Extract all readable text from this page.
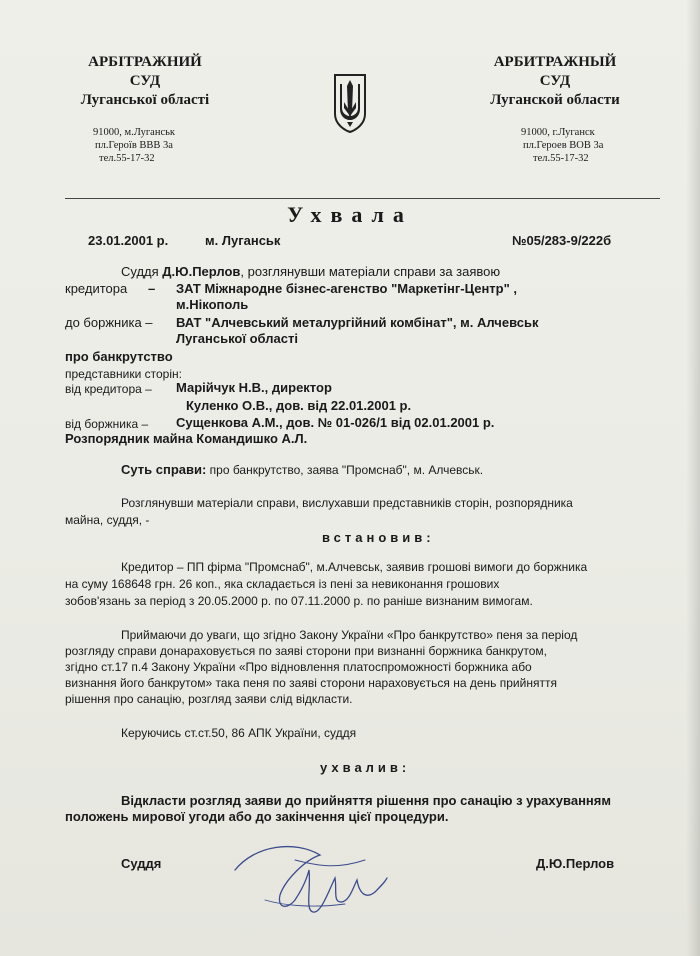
АРБІТРАЖНИЙ
СУД
Луганської області
91000, м.Луганськ
пл.Героїв ВВВ 3а
тел.55-17-32
АРБИТРАЖНЫЙ
СУД
Луганской области
91000, г.Луганск
пл.Героев ВОВ 3а
тел.55-17-32
Ухвала
23.01.2001 р.	м. Луганськ	№05/283-9/222б
Суддя Д.Ю.Перлов, розглянувши матеріали справи за заявою
кредитора – ЗАТ Міжнародне бізнес-агенство "Маркетінг-Центр" ,
м.Нікополь
до боржника – ВАТ "Алчевський металургійний комбінат", м. Алчевськ
Луганської області
про банкрутство
представники сторін:
від кредитора – Марійчук Н.В., директор
Куленко О.В., дов. від 22.01.2001 р.
від боржника – Сущенкова А.М., дов. № 01-026/1 від 02.01.2001 р.
Розпорядник майна Командишко А.Л.
Суть справи: про банкрутство, заява "Промснаб", м. Алчевськ.
Розглянувши матеріали справи, вислухавши представників сторін, розпорядника
майна, суддя, -
встановив:
Кредитор – ПП фірма "Промснаб", м.Алчевськ, заявив грошові вимоги до боржника
на суму 168648 грн. 26 коп., яка складається із пені за невиконання грошових
зобов'язань за період з 20.05.2000 р. по 07.11.2000 р. по раніше визнаним вимогам.
Приймаючи до уваги, що згідно Закону України «Про банкрутство» пеня за період
розгляду справи донараховується по заяві сторони при визнанні боржника банкрутом,
згідно ст.17 п.4 Закону України «Про відновлення платоспроможності боржника або
визнання його банкрутом» така пеня по заяві сторони нараховується на день прийняття
рішення про санацію, розгляд заяви слід відкласти.
Керуючись ст.ст.50, 86 АПК України, суддя
ухвалив:
Відкласти розгляд заяви до прийняття рішення про санацію з урахуванням
положень мирової угоди або до закінчення цієї процедури.
Суддя	Д.Ю.Перлов
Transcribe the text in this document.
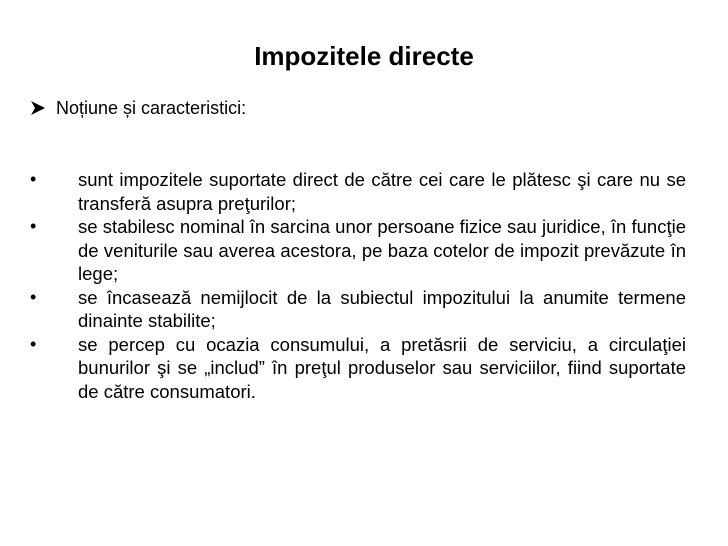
Impozitele directe
Noțiune și caracteristici:
•	sunt impozitele suportate direct de către cei care le plătesc şi care nu se transferă asupra preţurilor;
•	se stabilesc nominal în sarcina unor persoane fizice sau juridice, în funcţie de veniturile sau averea acestora, pe baza cotelor de impozit prevăzute în lege;
•	se încasează nemijlocit de la subiectul impozitului la anumite termene dinainte stabilite;
•	se percep cu ocazia consumului, a pretăsrii de serviciu, a circulaţiei bunurilor şi se „includ” în preţul produselor sau serviciilor, fiind suportate de către consumatori.
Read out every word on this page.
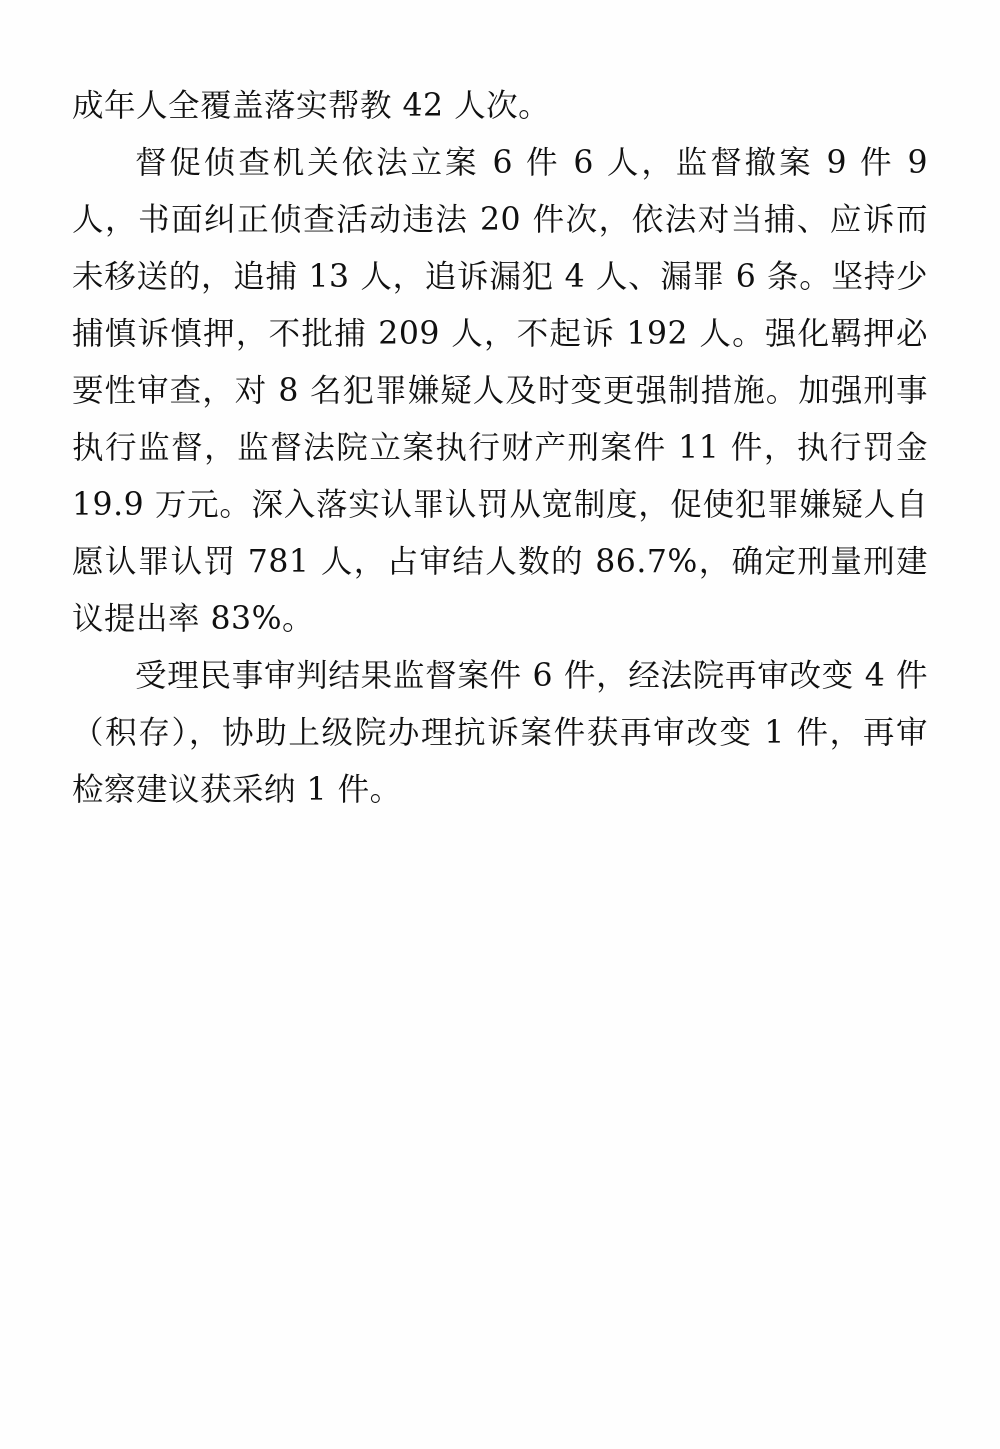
成年人全覆盖落实帮教 42 人次。

督促侦查机关依法立案 6 件 6 人，监督撤案 9 件 9 人，书面纠正侦查活动违法 20 件次，依法对当捕、应诉而未移送的，追捕 13 人，追诉漏犯 4 人、漏罪 6 条。坚持少捕慎诉慎押，不批捕 209 人，不起诉 192 人。强化羁押必要性审查，对 8 名犯罪嫌疑人及时变更强制措施。加强刑事执行监督，监督法院立案执行财产刑案件 11 件，执行罚金 19.9 万元。深入落实认罪认罚从宽制度，促使犯罪嫌疑人自愿认罪认罚 781 人，占审结人数的 86.7%，确定刑量刑建议提出率 83%。

受理民事审判结果监督案件 6 件，经法院再审改变 4 件（积存），协助上级院办理抗诉案件获再审改变 1 件，再审检察建议获采纳 1 件。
• • • • •
> **GIVEN EXERCISE**: Omitting all images, retype each line of the records precisely.

> **RESULT BELOW**:
Extract all readable text from this page.
АРБІТРАЖНИЙ
СУД
Луганської області
91000, м.Луганськ
пл.Героїв ВВВ 3а
тел.55-17-32
АРБИТРАЖНЫЙ
СУД
Луганской области
91000, г.Луганск
пл.Героев ВОВ 3а
тел.55-17-32
Ухвала
23.01.2001 р.	м. Луганськ	№05/283-9/222б
Суддя Д.Ю.Перлов, розглянувши матеріали справи за заявою
кредитора – ЗАТ Міжнародне бізнес-агенство "Маркетінг-Центр" ,
м.Нікополь
до боржника – ВАТ "Алчевський металургійний комбінат", м. Алчевськ
Луганської області
про банкрутство
представники сторін:
від кредитора – Марійчук Н.В., директор
Куленко О.В., дов. від 22.01.2001 р.
від боржника – Сущенкова А.М., дов. № 01-026/1 від 02.01.2001 р.
Розпорядник майна Командишко А.Л.
Суть справи: про банкрутство, заява "Промснаб", м. Алчевськ.
Розглянувши матеріали справи, вислухавши представників сторін, розпорядника
майна, суддя, -
встановив:
Кредитор – ПП фірма "Промснаб", м.Алчевськ, заявив грошові вимоги до боржника
на суму 168648 грн. 26 коп., яка складається із пені за невиконання грошових
зобов'язань за період з 20.05.2000 р. по 07.11.2000 р. по раніше визнаним вимогам.
Приймаючи до уваги, що згідно Закону України «Про банкрутство» пеня за період
розгляду справи донараховується по заяві сторони при визнанні боржника банкрутом,
згідно ст.17 п.4 Закону України «Про відновлення платоспроможності боржника або
визнання його банкрутом» така пеня по заяві сторони нараховується на день прийняття
рішення про санацію, розгляд заяви слід відкласти.
Керуючись ст.ст.50, 86 АПК України, суддя
ухвалив:
Відкласти розгляд заяви до прийняття рішення про санацію з урахуванням
положень мирової угоди або до закінчення цієї процедури.
Суддя	Д.Ю.Перлов
Transcribe the text in this document.
Impozitele directe
Noțiune și caracteristici:
•	sunt impozitele suportate direct de către cei care le plătesc şi care nu se transferă asupra preţurilor;
•	se stabilesc nominal în sarcina unor persoane fizice sau juridice, în funcţie de veniturile sau averea acestora, pe baza cotelor de impozit prevăzute în lege;
•	se încasează nemijlocit de la subiectul impozitului la anumite termene dinainte stabilite;
•	se percep cu ocazia consumului, a pretăsrii de serviciu, a circulaţiei bunurilor şi se „includ” în preţul produselor sau serviciilor, fiind suportate de către consumatori.
Read out every word on this page.
成年人全覆盖落实帮教 42 人次。

督促侦查机关依法立案 6 件 6 人，监督撤案 9 件 9 人，书面纠正侦查活动违法 20 件次，依法对当捕、应诉而未移送的，追捕 13 人，追诉漏犯 4 人、漏罪 6 条。坚持少捕慎诉慎押，不批捕 209 人，不起诉 192 人。强化羁押必要性审查，对 8 名犯罪嫌疑人及时变更强制措施。加强刑事执行监督，监督法院立案执行财产刑案件 11 件，执行罚金 19.9 万元。深入落实认罪认罚从宽制度，促使犯罪嫌疑人自愿认罪认罚 781 人，占审结人数的 86.7%，确定刑量刑建议提出率 83%。

受理民事审判结果监督案件 6 件，经法院再审改变 4 件（积存），协助上级院办理抗诉案件获再审改变 1 件，再审检察建议获采纳 1 件。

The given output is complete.